*Aim*: Locate and copy each line in the data that contains the word "text".
Start Data for this exercise
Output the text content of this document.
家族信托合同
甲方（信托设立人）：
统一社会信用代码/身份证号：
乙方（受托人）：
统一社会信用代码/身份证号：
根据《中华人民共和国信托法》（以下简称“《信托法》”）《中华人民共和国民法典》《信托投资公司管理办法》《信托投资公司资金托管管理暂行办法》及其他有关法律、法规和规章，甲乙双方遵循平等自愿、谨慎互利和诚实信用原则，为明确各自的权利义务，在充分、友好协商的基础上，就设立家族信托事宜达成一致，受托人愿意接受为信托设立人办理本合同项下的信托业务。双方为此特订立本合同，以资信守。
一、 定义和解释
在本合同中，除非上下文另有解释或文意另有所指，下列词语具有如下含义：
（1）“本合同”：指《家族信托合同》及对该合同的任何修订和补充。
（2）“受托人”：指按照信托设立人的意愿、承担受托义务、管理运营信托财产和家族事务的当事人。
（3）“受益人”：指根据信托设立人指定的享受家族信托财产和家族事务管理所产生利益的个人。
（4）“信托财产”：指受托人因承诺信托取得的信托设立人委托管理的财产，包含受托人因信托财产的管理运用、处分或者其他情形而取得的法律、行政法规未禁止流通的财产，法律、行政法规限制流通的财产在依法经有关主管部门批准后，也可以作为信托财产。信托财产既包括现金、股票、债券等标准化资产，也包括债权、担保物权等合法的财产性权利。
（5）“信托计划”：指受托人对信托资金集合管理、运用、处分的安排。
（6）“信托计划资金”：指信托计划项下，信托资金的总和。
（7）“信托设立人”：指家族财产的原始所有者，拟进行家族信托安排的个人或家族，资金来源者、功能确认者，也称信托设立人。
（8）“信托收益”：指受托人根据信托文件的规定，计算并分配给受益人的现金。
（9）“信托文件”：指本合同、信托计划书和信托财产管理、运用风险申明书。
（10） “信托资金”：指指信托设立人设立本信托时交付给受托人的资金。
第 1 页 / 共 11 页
End Data for this exercise
Start Data for this exercise
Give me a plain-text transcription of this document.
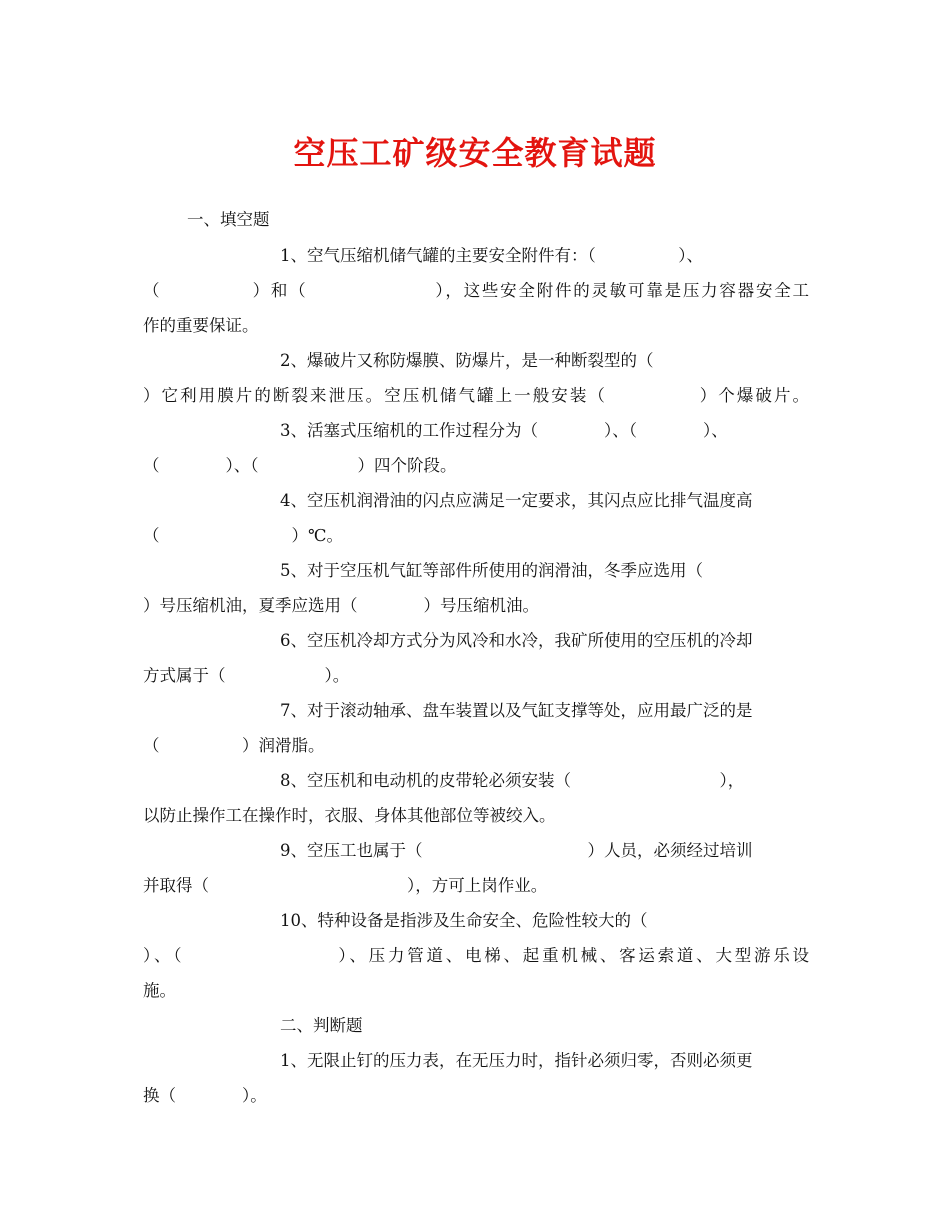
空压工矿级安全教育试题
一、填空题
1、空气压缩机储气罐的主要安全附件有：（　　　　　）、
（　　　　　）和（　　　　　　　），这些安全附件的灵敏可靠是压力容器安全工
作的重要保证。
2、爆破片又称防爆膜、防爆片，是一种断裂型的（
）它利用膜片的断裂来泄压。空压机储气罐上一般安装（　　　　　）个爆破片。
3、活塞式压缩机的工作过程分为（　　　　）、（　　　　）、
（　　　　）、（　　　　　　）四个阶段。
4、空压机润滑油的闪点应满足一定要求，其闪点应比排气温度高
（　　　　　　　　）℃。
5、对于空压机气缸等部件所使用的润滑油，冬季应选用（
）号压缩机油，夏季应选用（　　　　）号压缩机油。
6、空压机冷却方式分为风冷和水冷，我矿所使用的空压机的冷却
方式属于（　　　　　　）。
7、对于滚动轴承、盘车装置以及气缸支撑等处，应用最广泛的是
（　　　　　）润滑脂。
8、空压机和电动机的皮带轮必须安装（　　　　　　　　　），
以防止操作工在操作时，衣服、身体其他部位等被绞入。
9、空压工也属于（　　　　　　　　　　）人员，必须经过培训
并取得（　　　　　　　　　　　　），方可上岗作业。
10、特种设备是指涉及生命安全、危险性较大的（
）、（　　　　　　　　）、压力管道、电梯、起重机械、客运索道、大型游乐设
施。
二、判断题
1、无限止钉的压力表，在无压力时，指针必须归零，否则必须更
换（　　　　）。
End Data for this exercise
*Output of the task*:
Output the text content of this document.
Give me a plain-text transcription of this document.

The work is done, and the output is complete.